» **Your goal**
Transcribe every record that appears below, exactly and in full.

# # #

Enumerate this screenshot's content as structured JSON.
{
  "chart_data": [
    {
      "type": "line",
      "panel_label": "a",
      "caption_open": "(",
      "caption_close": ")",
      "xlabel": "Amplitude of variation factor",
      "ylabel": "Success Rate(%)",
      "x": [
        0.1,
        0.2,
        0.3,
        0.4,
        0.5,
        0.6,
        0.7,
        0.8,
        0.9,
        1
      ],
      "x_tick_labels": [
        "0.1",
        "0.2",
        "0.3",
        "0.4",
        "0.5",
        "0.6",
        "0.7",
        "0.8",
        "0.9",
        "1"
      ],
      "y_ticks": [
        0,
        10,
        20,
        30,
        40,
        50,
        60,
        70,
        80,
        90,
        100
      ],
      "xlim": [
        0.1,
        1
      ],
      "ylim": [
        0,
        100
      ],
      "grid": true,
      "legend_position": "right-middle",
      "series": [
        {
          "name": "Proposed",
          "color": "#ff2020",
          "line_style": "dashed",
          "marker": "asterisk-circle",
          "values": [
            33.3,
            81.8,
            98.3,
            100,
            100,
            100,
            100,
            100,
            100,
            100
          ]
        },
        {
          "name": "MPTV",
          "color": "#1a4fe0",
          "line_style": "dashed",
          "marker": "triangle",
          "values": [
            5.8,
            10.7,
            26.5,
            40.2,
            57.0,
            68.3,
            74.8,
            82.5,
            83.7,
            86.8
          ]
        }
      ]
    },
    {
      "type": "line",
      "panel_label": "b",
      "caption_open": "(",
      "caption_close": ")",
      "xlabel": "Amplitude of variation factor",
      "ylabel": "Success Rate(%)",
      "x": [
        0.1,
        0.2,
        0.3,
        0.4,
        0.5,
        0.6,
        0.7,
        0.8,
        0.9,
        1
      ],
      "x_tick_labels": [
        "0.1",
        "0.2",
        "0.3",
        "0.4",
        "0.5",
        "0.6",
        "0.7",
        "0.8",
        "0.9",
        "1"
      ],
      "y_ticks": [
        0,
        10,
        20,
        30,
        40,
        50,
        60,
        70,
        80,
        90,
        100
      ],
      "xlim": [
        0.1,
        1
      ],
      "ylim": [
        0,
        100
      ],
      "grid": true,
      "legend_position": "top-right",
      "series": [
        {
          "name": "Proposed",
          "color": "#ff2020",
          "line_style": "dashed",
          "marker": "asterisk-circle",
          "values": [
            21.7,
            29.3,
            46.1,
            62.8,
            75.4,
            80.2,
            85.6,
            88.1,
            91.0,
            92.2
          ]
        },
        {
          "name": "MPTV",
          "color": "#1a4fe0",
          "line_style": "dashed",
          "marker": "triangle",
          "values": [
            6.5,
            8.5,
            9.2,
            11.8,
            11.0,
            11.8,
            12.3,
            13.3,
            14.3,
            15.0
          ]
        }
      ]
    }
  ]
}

# # #

» **Answer to this task**
Enumerate this screenshot's content as structured JSON.
{
  "chart_data": [
    {
      "type": "line",
      "panel_label": "a",
      "caption_open": "(",
      "caption_close": ")",
      "xlabel": "Amplitude of variation factor",
      "ylabel": "Success Rate(%)",
      "x": [
        0.1,
        0.2,
        0.3,
        0.4,
        0.5,
        0.6,
        0.7,
        0.8,
        0.9,
        1
      ],
      "x_tick_labels": [
        "0.1",
        "0.2",
        "0.3",
        "0.4",
        "0.5",
        "0.6",
        "0.7",
        "0.8",
        "0.9",
        "1"
      ],
      "y_ticks": [
        0,
        10,
        20,
        30,
        40,
        50,
        60,
        70,
        80,
        90,
        100
      ],
      "xlim": [
        0.1,
        1
      ],
      "ylim": [
        0,
        100
      ],
      "grid": true,
      "legend_position": "right-middle",
      "series": [
        {
          "name": "Proposed",
          "color": "#ff2020",
          "line_style": "dashed",
          "marker": "asterisk-circle",
          "values": [
            33.3,
            81.8,
            98.3,
            100,
            100,
            100,
            100,
            100,
            100,
            100
          ]
        },
        {
          "name": "MPTV",
          "color": "#1a4fe0",
          "line_style": "dashed",
          "marker": "triangle",
          "values": [
            5.8,
            10.7,
            26.5,
            40.2,
            57.0,
            68.3,
            74.8,
            82.5,
            83.7,
            86.8
          ]
        }
      ]
    },
    {
      "type": "line",
      "panel_label": "b",
      "caption_open": "(",
      "caption_close": ")",
      "xlabel": "Amplitude of variation factor",
      "ylabel": "Success Rate(%)",
      "x": [
        0.1,
        0.2,
        0.3,
        0.4,
        0.5,
        0.6,
        0.7,
        0.8,
        0.9,
        1
      ],
      "x_tick_labels": [
        "0.1",
        "0.2",
        "0.3",
        "0.4",
        "0.5",
        "0.6",
        "0.7",
        "0.8",
        "0.9",
        "1"
      ],
      "y_ticks": [
        0,
        10,
        20,
        30,
        40,
        50,
        60,
        70,
        80,
        90,
        100
      ],
      "xlim": [
        0.1,
        1
      ],
      "ylim": [
        0,
        100
      ],
      "grid": true,
      "legend_position": "top-right",
      "series": [
        {
          "name": "Proposed",
          "color": "#ff2020",
          "line_style": "dashed",
          "marker": "asterisk-circle",
          "values": [
            21.7,
            29.3,
            46.1,
            62.8,
            75.4,
            80.2,
            85.6,
            88.1,
            91.0,
            92.2
          ]
        },
        {
          "name": "MPTV",
          "color": "#1a4fe0",
          "line_style": "dashed",
          "marker": "triangle",
          "values": [
            6.5,
            8.5,
            9.2,
            11.8,
            11.0,
            11.8,
            12.3,
            13.3,
            14.3,
            15.0
          ]
        }
      ]
    }
  ]
}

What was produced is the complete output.